_Directive_
Search the records for "heat". Copy every line where it appears.

#### Data provided

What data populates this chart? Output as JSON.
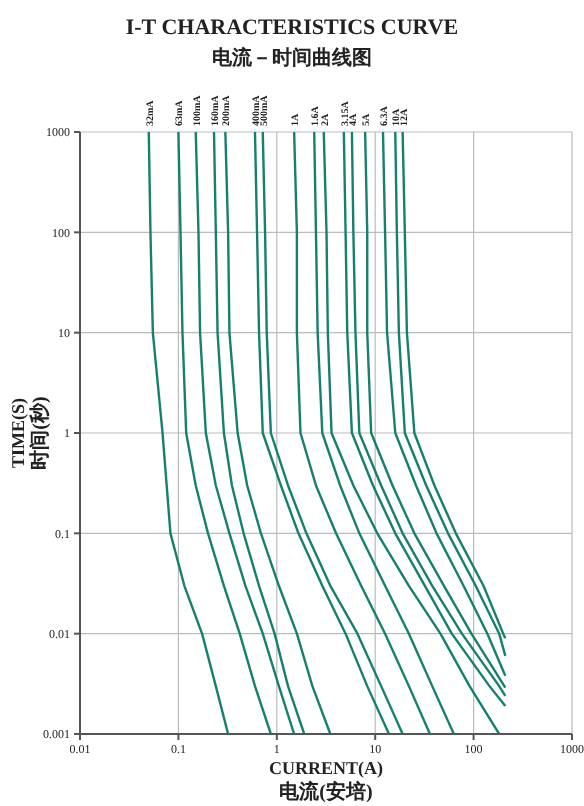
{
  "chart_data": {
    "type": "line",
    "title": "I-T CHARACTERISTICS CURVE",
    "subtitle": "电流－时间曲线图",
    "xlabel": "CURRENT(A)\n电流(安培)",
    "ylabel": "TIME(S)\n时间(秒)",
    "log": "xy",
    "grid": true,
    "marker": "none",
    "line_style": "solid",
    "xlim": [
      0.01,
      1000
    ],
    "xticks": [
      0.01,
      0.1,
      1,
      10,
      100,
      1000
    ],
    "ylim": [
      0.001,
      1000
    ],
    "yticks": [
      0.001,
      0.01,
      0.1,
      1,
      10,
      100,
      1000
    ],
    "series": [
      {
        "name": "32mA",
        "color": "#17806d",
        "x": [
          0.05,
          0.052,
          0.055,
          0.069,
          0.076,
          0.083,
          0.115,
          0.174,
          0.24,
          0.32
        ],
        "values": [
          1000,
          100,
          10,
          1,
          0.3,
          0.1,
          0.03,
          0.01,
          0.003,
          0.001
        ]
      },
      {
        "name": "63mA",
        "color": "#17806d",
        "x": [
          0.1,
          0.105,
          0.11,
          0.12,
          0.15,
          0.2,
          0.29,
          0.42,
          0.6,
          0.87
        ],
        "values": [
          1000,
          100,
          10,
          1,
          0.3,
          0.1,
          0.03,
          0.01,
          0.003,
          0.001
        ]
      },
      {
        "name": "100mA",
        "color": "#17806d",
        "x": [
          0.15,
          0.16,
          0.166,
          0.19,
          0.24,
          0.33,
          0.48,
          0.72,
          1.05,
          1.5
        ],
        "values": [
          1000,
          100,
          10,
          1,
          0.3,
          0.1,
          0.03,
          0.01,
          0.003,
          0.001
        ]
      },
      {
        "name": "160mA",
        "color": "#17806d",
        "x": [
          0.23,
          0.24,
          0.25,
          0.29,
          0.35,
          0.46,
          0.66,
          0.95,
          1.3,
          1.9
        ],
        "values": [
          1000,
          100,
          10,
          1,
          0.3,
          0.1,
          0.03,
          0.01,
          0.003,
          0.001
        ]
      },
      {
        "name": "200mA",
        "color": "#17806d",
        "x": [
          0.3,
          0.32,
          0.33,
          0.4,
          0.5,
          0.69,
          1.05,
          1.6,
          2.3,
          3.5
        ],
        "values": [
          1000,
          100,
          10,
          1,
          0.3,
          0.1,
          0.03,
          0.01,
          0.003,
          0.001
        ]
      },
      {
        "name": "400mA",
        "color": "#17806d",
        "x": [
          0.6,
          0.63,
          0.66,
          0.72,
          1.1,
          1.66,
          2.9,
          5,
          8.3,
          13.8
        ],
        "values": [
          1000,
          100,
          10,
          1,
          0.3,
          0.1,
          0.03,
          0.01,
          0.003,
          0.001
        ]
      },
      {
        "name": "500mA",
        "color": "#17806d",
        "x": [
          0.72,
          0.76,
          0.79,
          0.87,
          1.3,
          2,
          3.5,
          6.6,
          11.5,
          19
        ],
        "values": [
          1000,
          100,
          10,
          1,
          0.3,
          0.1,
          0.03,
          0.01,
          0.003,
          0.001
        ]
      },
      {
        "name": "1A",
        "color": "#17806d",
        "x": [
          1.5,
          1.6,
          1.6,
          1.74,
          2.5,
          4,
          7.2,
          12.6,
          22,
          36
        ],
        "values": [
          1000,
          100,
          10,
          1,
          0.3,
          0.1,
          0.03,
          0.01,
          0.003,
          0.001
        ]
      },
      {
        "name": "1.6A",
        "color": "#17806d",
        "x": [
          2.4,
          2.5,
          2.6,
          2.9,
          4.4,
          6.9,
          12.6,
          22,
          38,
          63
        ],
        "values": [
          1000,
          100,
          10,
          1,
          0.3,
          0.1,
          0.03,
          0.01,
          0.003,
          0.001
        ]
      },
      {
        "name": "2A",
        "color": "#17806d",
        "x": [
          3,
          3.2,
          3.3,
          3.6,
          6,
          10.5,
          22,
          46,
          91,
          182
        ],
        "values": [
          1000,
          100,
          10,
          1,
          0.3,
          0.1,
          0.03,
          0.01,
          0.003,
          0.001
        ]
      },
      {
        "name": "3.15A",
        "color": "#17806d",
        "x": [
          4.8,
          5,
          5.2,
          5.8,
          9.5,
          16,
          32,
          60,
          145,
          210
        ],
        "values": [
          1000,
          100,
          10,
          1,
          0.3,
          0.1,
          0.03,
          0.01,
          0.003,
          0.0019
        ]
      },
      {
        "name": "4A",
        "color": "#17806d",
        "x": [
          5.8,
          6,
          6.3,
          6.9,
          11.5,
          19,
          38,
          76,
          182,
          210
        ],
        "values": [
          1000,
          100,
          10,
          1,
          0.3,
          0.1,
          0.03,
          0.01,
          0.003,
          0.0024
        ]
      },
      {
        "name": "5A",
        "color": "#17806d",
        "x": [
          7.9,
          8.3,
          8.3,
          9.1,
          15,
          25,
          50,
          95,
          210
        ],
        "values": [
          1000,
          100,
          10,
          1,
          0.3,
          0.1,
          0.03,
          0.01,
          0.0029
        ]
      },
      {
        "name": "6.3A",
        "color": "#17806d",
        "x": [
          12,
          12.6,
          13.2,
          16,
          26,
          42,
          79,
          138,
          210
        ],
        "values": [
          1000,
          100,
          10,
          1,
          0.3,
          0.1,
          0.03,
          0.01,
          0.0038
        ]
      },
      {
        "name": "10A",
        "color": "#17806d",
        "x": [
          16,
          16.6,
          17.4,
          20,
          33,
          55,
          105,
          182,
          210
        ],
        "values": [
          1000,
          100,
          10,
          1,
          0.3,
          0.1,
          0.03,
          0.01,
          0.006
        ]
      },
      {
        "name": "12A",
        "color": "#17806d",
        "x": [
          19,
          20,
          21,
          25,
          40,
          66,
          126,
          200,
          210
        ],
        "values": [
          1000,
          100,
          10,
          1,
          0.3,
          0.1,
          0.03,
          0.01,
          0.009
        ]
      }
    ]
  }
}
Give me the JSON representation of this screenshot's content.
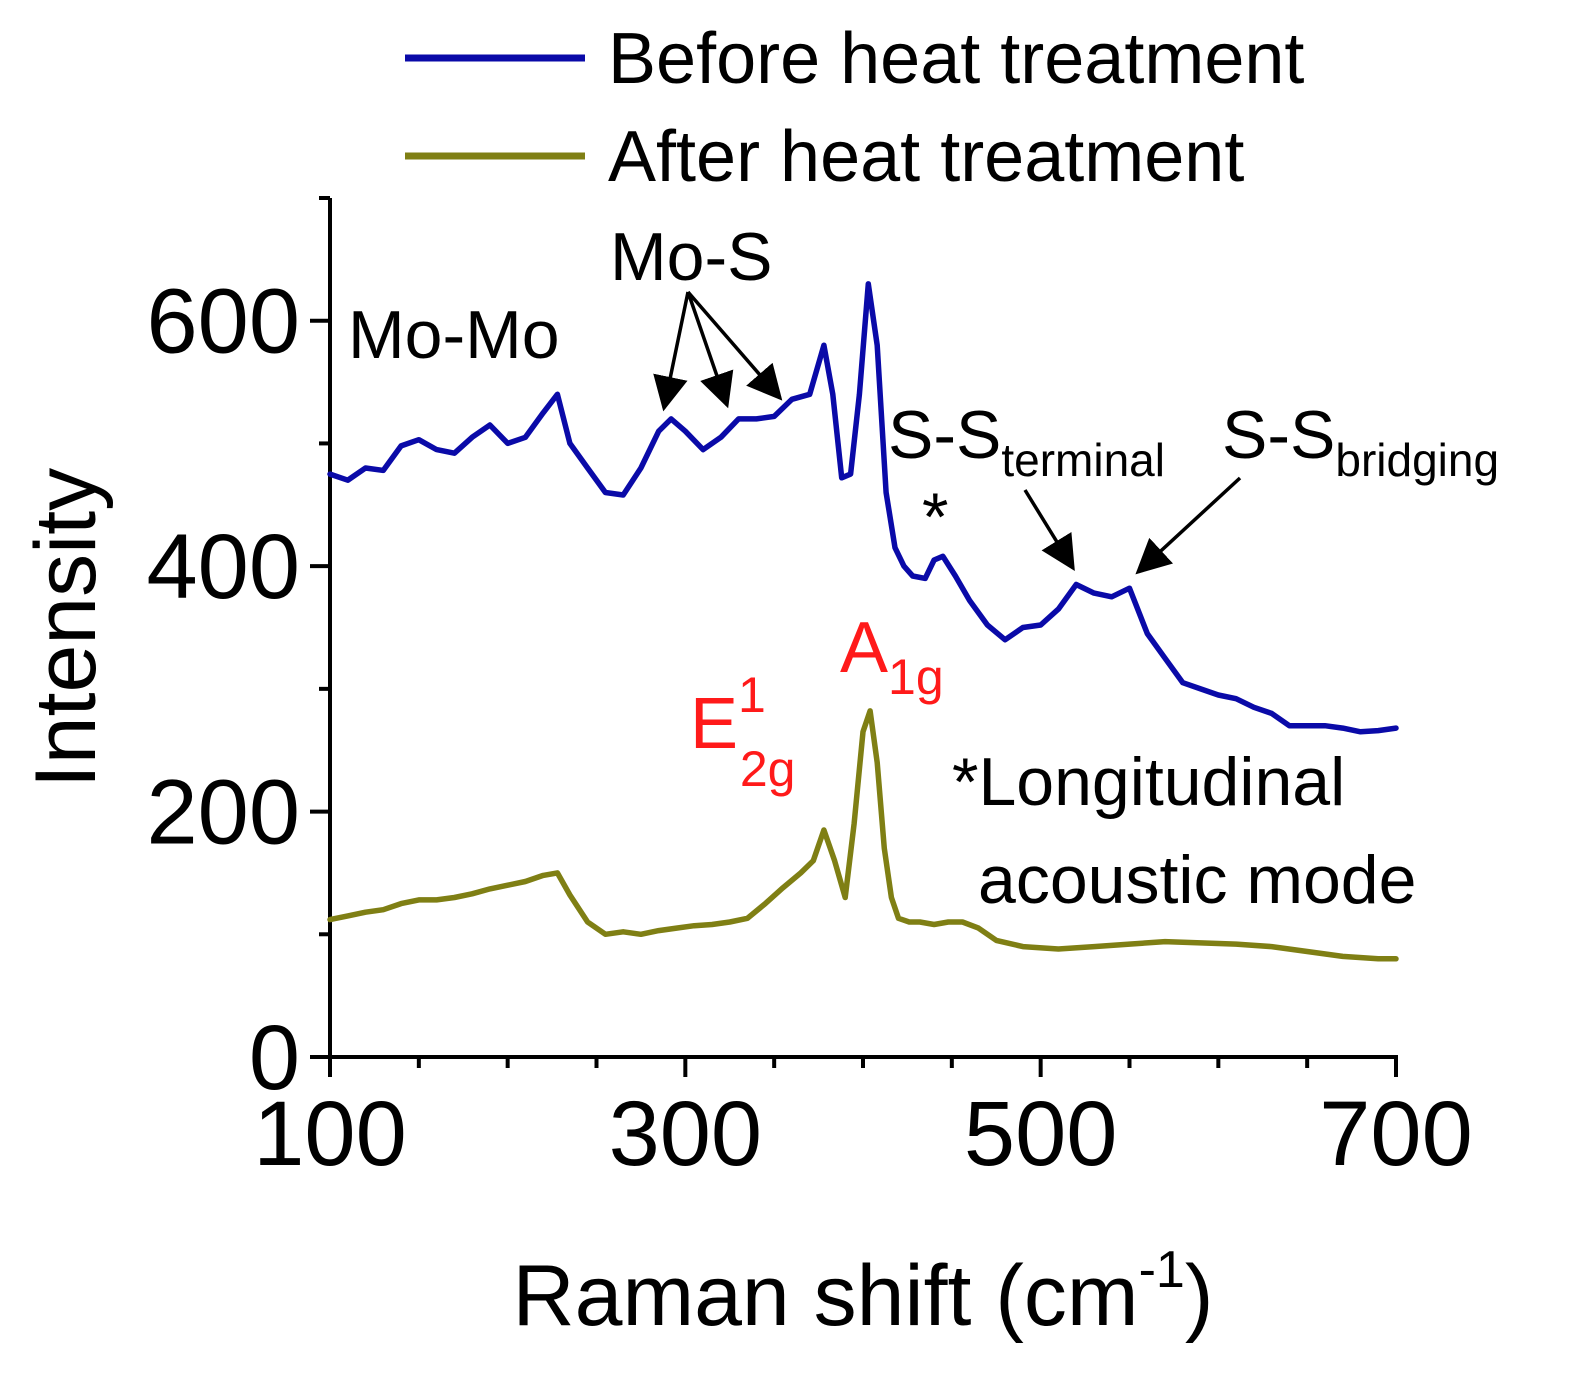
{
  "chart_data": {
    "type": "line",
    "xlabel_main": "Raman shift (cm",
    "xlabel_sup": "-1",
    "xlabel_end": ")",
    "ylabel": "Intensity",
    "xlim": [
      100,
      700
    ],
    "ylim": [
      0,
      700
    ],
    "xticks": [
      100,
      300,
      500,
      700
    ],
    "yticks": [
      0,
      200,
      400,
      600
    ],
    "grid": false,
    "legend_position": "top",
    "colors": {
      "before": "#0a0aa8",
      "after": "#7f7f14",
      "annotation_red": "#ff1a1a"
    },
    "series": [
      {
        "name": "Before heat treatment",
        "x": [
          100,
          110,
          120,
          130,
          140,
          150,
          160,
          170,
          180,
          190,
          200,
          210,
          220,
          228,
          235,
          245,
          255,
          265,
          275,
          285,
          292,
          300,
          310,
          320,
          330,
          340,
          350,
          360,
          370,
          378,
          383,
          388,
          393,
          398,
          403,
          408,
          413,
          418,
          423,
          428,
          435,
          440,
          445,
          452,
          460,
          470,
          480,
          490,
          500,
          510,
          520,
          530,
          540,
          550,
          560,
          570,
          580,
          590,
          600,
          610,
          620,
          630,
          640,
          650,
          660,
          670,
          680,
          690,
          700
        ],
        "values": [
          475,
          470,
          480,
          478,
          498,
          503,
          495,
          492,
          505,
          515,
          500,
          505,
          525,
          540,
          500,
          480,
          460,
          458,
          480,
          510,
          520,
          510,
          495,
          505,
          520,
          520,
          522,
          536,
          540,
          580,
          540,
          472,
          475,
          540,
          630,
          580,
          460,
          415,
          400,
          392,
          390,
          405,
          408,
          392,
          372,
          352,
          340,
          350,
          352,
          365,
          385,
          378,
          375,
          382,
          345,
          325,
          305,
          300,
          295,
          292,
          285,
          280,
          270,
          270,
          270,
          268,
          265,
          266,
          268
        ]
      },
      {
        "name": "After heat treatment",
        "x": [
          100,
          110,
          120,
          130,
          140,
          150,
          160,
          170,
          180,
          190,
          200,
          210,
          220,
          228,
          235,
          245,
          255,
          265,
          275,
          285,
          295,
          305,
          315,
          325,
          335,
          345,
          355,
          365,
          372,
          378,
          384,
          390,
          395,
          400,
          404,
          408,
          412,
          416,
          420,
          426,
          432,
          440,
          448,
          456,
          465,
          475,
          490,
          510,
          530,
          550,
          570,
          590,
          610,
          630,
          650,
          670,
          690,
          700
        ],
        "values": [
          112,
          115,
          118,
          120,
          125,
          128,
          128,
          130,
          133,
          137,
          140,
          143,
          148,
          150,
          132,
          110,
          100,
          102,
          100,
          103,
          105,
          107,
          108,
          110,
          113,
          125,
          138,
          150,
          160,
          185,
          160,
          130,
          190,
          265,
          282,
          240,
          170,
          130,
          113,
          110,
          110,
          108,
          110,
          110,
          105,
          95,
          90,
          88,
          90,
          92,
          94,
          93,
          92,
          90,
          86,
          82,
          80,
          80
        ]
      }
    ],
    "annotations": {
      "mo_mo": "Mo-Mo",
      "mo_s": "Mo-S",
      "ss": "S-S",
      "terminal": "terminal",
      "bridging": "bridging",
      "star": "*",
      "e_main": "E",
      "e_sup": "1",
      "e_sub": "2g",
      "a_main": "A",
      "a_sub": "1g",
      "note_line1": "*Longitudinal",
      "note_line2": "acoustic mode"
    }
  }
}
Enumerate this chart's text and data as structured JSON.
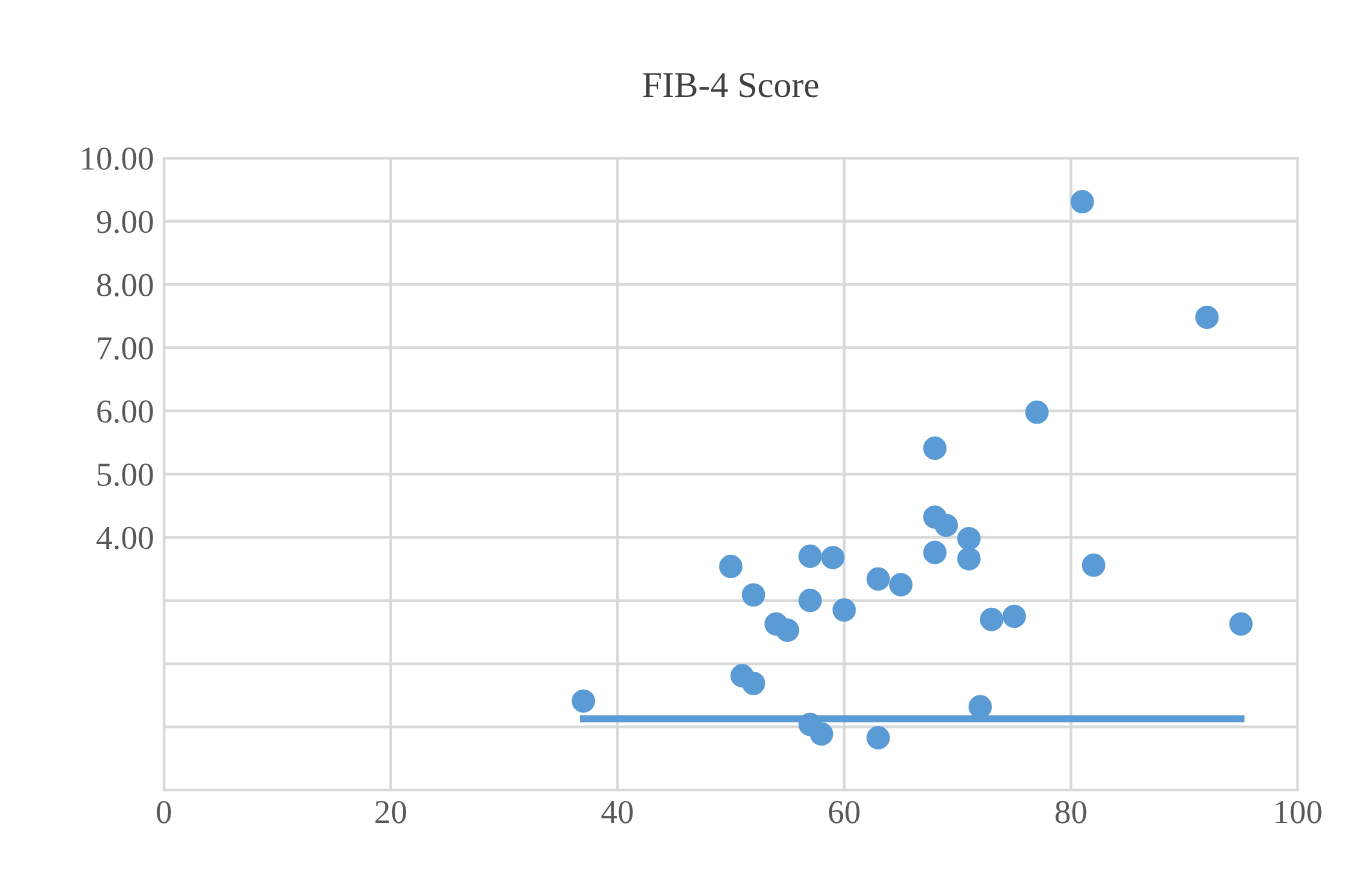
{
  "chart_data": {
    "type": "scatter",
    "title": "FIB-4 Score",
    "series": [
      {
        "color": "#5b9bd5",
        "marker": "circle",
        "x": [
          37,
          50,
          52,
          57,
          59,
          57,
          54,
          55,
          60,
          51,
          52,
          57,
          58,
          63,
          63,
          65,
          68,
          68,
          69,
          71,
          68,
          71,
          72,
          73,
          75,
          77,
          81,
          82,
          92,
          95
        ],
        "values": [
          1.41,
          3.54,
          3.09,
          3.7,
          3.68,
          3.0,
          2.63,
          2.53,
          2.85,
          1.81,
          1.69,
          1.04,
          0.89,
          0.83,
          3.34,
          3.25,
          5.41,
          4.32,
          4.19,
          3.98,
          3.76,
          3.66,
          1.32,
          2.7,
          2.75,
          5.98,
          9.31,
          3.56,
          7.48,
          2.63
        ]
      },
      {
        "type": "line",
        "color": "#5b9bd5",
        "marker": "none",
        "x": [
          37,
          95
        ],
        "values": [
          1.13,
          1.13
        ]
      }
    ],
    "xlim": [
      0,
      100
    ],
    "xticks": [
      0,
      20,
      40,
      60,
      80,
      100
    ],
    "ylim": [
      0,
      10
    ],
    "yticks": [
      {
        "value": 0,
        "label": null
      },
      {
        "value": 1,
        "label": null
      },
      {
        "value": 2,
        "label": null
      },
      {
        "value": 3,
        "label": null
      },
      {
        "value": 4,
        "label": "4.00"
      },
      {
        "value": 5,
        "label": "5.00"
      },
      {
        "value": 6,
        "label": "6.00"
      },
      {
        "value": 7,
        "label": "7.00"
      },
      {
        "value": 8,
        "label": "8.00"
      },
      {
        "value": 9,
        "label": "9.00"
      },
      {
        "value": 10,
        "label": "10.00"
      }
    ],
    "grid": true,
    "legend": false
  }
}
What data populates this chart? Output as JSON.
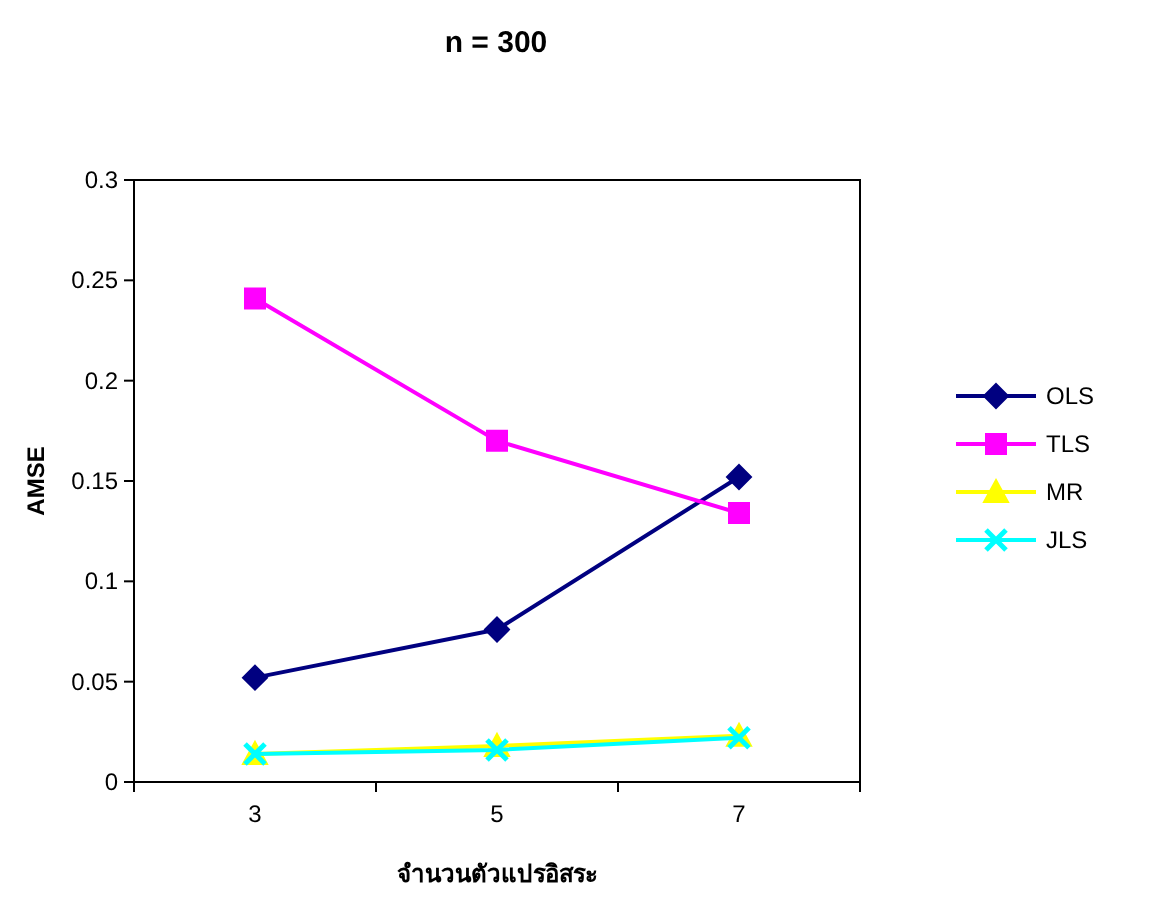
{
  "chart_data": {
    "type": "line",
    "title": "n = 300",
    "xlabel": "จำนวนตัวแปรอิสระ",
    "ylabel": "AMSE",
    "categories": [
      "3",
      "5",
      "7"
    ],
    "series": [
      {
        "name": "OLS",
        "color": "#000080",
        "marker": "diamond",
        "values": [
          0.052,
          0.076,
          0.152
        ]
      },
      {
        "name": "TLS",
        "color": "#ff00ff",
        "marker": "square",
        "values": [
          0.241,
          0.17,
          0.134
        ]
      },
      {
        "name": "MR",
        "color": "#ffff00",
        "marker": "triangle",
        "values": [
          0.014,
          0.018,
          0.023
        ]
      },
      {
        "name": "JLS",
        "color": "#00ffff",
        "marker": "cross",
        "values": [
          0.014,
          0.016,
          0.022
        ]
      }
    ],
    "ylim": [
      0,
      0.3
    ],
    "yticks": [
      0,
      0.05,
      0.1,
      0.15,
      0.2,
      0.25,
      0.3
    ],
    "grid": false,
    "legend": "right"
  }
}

########

_Exercise output_
        "name": "Before heat treatment",
        "name": "After heat treatment",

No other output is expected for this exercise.